== Goal of the exercise ==
Set out the lines of the records as a numbered list, starting at the first line of the records and ending at the line that contains "x-tick-label: Jul bbox=[443, 620, 462, 638]", and leave out any blank lines.

++++ Task input ++++

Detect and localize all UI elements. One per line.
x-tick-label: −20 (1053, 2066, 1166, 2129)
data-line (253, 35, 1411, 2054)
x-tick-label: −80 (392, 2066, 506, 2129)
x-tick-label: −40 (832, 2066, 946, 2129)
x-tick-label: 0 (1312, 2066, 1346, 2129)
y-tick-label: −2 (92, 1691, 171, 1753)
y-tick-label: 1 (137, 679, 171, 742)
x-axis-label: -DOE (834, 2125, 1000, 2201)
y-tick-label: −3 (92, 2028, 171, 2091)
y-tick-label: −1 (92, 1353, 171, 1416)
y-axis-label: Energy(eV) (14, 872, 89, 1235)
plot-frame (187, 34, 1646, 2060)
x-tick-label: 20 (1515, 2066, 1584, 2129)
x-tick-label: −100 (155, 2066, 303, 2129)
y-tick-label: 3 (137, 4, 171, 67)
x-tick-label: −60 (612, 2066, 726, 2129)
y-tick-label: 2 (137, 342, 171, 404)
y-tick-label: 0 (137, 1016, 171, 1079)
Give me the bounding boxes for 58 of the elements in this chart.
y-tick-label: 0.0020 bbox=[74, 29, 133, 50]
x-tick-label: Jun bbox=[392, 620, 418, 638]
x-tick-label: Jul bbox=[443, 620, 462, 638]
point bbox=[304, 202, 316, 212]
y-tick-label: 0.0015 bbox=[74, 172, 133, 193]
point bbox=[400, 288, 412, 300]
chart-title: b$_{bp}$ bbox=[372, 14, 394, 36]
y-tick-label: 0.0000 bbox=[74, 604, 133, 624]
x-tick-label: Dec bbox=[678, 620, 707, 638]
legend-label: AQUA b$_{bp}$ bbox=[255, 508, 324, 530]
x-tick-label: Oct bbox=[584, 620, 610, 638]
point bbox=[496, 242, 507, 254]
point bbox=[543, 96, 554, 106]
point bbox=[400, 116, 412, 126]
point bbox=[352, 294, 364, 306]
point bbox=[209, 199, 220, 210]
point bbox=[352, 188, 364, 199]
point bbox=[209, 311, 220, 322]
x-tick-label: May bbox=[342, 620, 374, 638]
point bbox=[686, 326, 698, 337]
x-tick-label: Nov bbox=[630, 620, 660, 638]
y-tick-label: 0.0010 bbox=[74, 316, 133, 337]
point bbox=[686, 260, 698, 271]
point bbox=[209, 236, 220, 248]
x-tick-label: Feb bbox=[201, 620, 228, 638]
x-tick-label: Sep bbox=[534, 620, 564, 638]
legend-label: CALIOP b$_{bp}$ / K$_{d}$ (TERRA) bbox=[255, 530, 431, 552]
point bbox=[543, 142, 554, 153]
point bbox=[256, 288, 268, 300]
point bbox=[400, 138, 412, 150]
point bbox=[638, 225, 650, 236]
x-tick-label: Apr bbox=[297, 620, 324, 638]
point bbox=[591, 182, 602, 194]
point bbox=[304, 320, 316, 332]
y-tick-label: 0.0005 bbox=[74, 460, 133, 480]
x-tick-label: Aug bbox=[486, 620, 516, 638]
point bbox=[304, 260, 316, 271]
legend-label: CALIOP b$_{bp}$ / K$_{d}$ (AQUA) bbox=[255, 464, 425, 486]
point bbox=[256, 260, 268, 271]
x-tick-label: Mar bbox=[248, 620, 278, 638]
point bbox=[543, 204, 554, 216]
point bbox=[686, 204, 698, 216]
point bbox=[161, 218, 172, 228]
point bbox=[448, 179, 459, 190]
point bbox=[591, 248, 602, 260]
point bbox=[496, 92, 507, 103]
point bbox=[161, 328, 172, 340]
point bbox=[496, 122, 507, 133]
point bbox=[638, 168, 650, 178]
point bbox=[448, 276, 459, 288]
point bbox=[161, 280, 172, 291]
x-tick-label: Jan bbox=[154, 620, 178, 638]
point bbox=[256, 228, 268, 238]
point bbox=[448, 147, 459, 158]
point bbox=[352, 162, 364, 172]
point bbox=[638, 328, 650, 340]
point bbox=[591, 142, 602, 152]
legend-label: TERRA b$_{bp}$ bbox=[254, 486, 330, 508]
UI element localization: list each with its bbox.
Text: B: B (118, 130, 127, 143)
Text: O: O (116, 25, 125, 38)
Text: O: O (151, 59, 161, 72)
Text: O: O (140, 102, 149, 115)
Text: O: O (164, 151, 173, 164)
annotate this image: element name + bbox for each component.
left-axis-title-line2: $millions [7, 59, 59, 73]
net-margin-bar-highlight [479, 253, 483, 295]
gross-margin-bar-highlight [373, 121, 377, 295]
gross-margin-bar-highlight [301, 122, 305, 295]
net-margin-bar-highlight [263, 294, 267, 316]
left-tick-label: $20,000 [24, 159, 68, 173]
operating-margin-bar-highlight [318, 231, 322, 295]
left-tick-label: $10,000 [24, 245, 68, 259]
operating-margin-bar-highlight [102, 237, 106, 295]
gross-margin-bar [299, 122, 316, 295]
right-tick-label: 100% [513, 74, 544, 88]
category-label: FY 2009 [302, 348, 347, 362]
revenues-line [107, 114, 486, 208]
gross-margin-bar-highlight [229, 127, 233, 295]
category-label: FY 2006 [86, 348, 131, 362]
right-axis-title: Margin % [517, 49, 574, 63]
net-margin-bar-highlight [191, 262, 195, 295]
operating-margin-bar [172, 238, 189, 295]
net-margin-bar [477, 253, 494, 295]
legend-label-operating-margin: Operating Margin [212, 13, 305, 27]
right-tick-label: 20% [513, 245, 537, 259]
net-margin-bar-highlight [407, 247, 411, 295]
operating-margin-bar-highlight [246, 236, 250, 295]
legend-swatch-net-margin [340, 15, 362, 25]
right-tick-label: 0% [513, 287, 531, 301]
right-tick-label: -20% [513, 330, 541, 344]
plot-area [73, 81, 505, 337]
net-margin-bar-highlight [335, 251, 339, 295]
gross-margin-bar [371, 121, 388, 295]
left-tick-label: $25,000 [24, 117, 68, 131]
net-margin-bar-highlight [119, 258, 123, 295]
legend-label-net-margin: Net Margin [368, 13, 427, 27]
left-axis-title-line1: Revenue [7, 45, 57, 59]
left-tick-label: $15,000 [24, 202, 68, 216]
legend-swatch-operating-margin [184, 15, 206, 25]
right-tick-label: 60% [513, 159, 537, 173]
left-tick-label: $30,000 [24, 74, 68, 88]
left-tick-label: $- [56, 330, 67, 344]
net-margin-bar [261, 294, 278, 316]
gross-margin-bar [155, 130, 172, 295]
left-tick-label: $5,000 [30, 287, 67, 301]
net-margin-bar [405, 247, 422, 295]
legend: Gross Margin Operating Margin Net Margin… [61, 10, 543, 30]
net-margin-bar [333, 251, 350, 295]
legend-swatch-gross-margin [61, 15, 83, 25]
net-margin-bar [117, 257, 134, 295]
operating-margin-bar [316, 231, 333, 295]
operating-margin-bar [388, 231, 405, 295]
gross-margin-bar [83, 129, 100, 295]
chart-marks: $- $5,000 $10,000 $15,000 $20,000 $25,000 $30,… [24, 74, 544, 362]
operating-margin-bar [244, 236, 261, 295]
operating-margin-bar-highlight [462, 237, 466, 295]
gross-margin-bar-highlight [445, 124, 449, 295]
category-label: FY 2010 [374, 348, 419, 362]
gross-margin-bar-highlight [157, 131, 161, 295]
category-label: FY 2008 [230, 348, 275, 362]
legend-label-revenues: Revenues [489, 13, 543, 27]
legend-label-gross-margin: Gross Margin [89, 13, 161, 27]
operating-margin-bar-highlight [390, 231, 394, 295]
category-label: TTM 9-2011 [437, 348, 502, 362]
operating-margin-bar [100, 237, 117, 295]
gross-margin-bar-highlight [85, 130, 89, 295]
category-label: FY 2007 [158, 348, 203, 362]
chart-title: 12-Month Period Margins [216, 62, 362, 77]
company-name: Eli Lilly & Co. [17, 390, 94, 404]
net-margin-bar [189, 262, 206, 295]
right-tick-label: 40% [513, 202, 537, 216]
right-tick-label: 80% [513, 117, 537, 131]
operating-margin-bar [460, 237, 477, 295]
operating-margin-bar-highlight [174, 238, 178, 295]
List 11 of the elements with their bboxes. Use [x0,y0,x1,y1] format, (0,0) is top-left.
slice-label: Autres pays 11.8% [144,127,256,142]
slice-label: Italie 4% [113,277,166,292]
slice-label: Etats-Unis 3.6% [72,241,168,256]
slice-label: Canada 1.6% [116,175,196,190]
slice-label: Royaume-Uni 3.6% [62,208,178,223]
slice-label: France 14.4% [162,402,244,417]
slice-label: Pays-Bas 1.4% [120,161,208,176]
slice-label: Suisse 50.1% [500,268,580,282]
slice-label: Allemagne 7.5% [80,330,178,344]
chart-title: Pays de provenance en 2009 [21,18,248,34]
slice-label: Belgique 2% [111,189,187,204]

++++

== Output of the exercise ==
1. Detect and localize all UI elements. One per line.
2. x-tick-label: −20 (1053, 2066, 1166, 2129)
3. data-line (253, 35, 1411, 2054)
4. x-tick-label: −80 (392, 2066, 506, 2129)
5. x-tick-label: −40 (832, 2066, 946, 2129)
6. x-tick-label: 0 (1312, 2066, 1346, 2129)
7. y-tick-label: −2 (92, 1691, 171, 1753)
8. y-tick-label: 1 (137, 679, 171, 742)
9. x-axis-label: -DOE (834, 2125, 1000, 2201)
10. y-tick-label: −3 (92, 2028, 171, 2091)
11. y-tick-label: −1 (92, 1353, 171, 1416)
12. y-axis-label: Energy(eV) (14, 872, 89, 1235)
13. plot-frame (187, 34, 1646, 2060)
14. x-tick-label: 20 (1515, 2066, 1584, 2129)
15. x-tick-label: −100 (155, 2066, 303, 2129)
16. y-tick-label: 3 (137, 4, 171, 67)
17. x-tick-label: −60 (612, 2066, 726, 2129)
18. y-tick-label: 2 (137, 342, 171, 404)
19. y-tick-label: 0 (137, 1016, 171, 1079)
20. Give me the bounding boxes for 58 of the elements in this chart.
21. y-tick-label: 0.0020 bbox=[74, 29, 133, 50]
22. x-tick-label: Jun bbox=[392, 620, 418, 638]
23. x-tick-label: Jul bbox=[443, 620, 462, 638]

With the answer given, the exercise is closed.